Goal of the exercise: Set out each line from the following listing that includes the word "Liver".

Recorded data
:::

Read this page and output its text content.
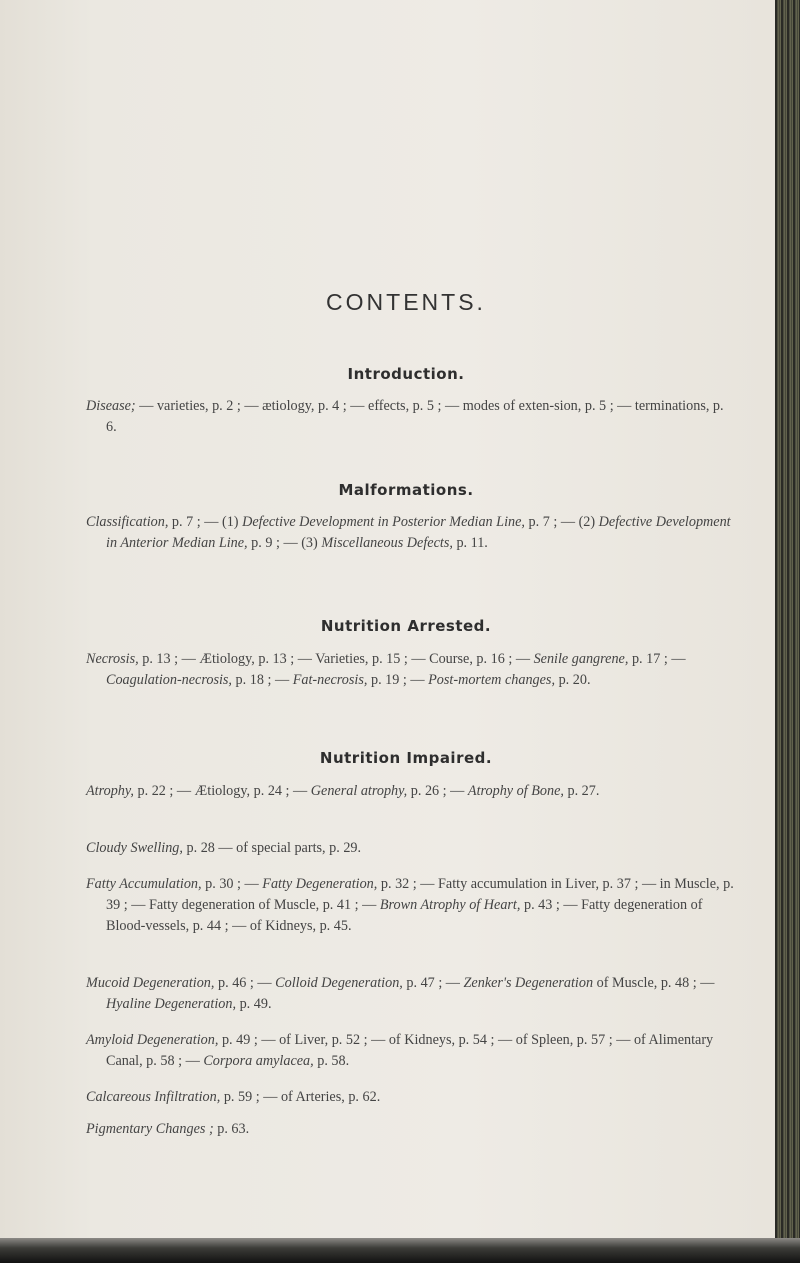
CONTENTS.
Introduction.
Disease; — varieties, p. 2 ; — ætiology, p. 4 ; — effects, p. 5 ; — modes of exten-sion, p. 5 ; — terminations, p. 6.
Malformations.
Classification, p. 7 ; — (1) Defective Development in Posterior Median Line, p. 7 ; — (2) Defective Development in Anterior Median Line, p. 9 ; — (3) Miscellaneous Defects, p. 11.
Nutrition Arrested.
Necrosis, p. 13 ; — Ætiology, p. 13 ; — Varieties, p. 15 ; — Course, p. 16 ; — Senile gangrene, p. 17 ; — Coagulation-necrosis, p. 18 ; — Fat-necrosis, p. 19 ; — Post-mortem changes, p. 20.
Nutrition Impaired.
Atrophy, p. 22 ; — Ætiology, p. 24 ; — General atrophy, p. 26 ; — Atrophy of Bone, p. 27.
Cloudy Swelling, p. 28 — of special parts, p. 29.
Fatty Accumulation, p. 30 ; — Fatty Degeneration, p. 32 ; — Fatty accumulation in Liver, p. 37 ; — in Muscle, p. 39 ; — Fatty degeneration of Muscle, p. 41 ; — Brown Atrophy of Heart, p. 43 ; — Fatty degeneration of Blood-vessels, p. 44 ; — of Kidneys, p. 45.
Mucoid Degeneration, p. 46 ; — Colloid Degeneration, p. 47 ; — Zenker's Degeneration of Muscle, p. 48 ; — Hyaline Degeneration, p. 49.
Amyloid Degeneration, p. 49 ; — of Liver, p. 52 ; — of Kidneys, p. 54 ; — of Spleen, p. 57 ; — of Alimentary Canal, p. 58 ; — Corpora amylacea, p. 58.
Calcareous Infiltration, p. 59 ; — of Arteries, p. 62.
Pigmentary Changes ; p. 63.
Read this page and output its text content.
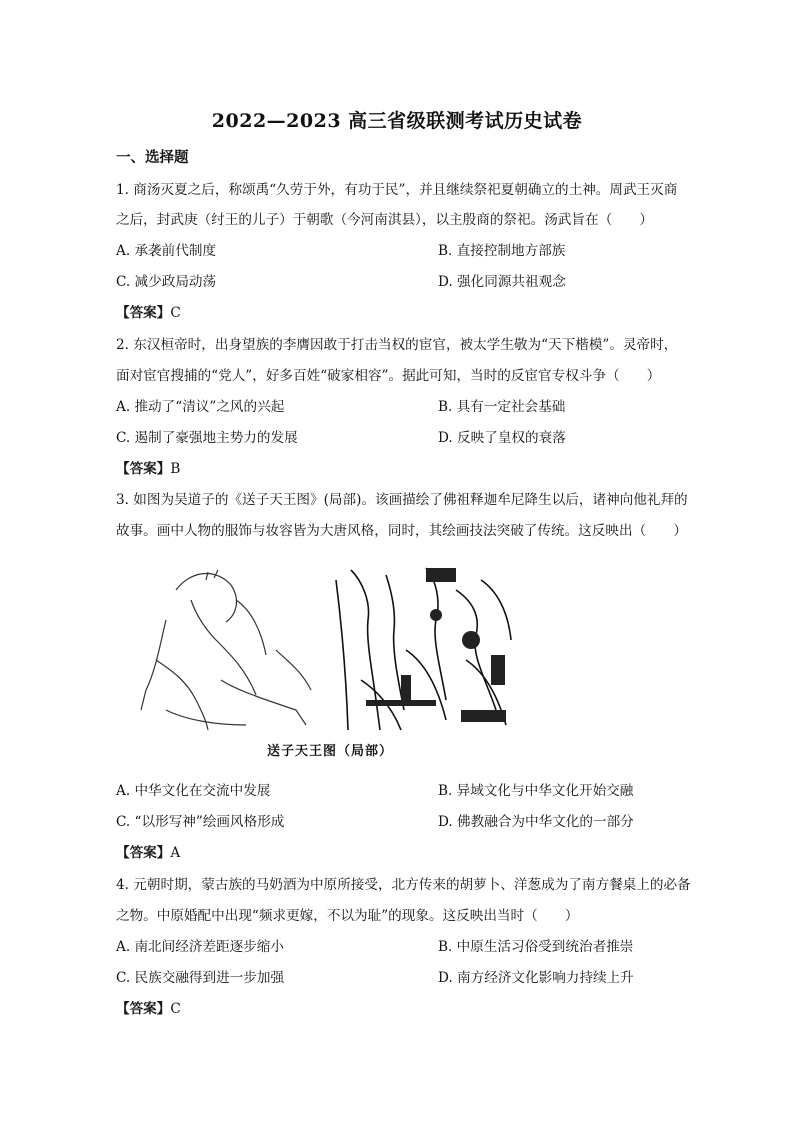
2022—2023 高三省级联测考试历史试卷
一、选择题
1. 商汤灭夏之后，称颂禹“久劳于外，有功于民”，并且继续祭祀夏朝确立的土神。周武王灭商
之后，封武庚（纣王的儿子）于朝歌（今河南淇县），以主殷商的祭祀。汤武旨在（　　）
A. 承袭前代制度	B. 直接控制地方部族
C. 减少政局动荡	D. 强化同源共祖观念
【答案】C
2. 东汉桓帝时，出身望族的李膺因敢于打击当权的宦官，被太学生敬为“天下楷模”。灵帝时，
面对宦官搜捕的“党人”，好多百姓“破家相容”。据此可知，当时的反宦官专权斗争（　　）
A. 推动了“清议”之风的兴起	B. 具有一定社会基础
C. 遏制了豪强地主势力的发展	D. 反映了皇权的衰落
【答案】B
3. 如图为吴道子的《送子天王图》(局部)。该画描绘了佛祖释迦牟尼降生以后，诸神向他礼拜的
故事。画中人物的服饰与妆容皆为大唐风格，同时，其绘画技法突破了传统。这反映出（　　）
送子天王图（局部）
A. 中华文化在交流中发展	B. 异域文化与中华文化开始交融
C. “以形写神”绘画风格形成	D. 佛教融合为中华文化的一部分
【答案】A
4. 元朝时期，蒙古族的马奶酒为中原所接受，北方传来的胡萝卜、洋葱成为了南方餐桌上的必备
之物。中原婚配中出现“频求更嫁，不以为耻”的现象。这反映出当时（　　）
A. 南北间经济差距逐步缩小	B. 中原生活习俗受到统治者推崇
C. 民族交融得到进一步加强	D. 南方经济文化影响力持续上升
【答案】C
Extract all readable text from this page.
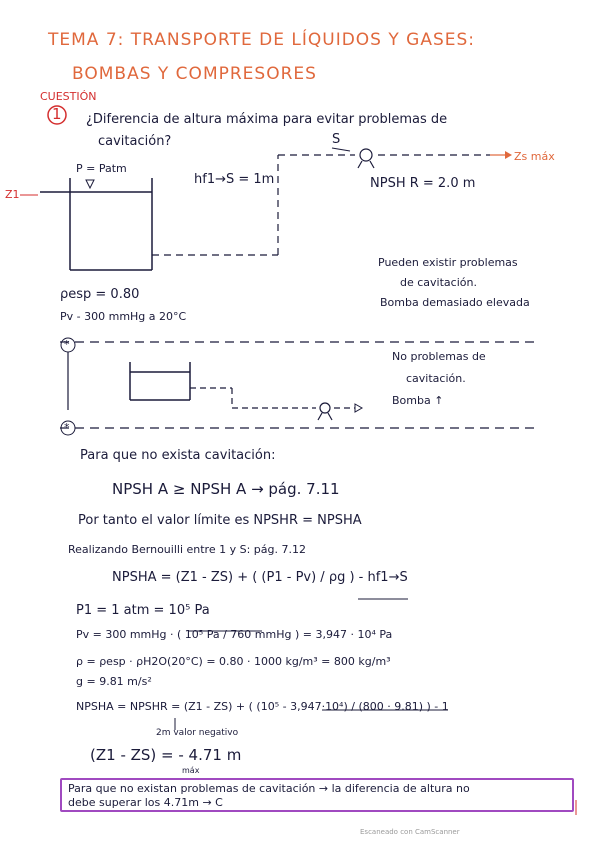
TEMA 7: TRANSPORTE DE LÍQUIDOS Y GASES:
BOMBAS Y COMPRESORES
CUESTIÓN
1 ¿Diferencia de altura máxima para evitar problemas de
cavitación?
P = Patm
Z1
hf1→S = 1m
S
Zs máx
NPSH R = 2.0 m
ρesp = 0.80
Pv - 300 mmHg a 20°C
Pueden existir problemas
de cavitación.
Bomba demasiado elevada
*
No problemas de
cavitación.
Bomba ↑
*
Para que no exista cavitación:
NPSH A ≥ NPSH A → pág. 7.11
Por tanto el valor límite es NPSHR = NPSHA
Realizando Bernouilli entre 1 y S: pág. 7.12
NPSHA = (Z1 - ZS) + ( (P1 - Pv) / ρg ) - hf1→S
P1 = 1 atm = 10⁵ Pa
Pv = 300 mmHg · ( 10⁵ Pa / 760 mmHg ) = 3,947 · 10⁴ Pa
ρ = ρesp · ρH2O(20°C) = 0.80 · 1000 kg/m³ = 800 kg/m³
g = 9.81 m/s²
NPSHA = NPSHR = (Z1 - ZS) + ( (10⁵ - 3,947·10⁴) / (800 · 9.81) ) - 1
2m valor negativo
(Z1 - ZS) = - 4.71 m
máx
Para que no existan problemas de cavitación → la diferencia de altura no
debe superar los 4.71m → C
Escaneado con CamScanner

:::

Result for this exercise:
Fatty Accumulation, p. 30 ; — Fatty Degeneration, p. 32 ; — Fatty accumulation in Liver, p. 37 ; — in Muscle, p. 39 ; — Fatty degeneration of Muscle, p. 41 ; — Brown Atrophy of Heart, p. 43 ; — Fatty degeneration of Blood-vessels, p. 44 ; — of Kidneys, p. 45.
Amyloid Degeneration, p. 49 ; — of Liver, p. 52 ; — of Kidneys, p. 54 ; — of Spleen, p. 57 ; — of Alimentary Canal, p. 58 ; — Corpora amylacea, p. 58.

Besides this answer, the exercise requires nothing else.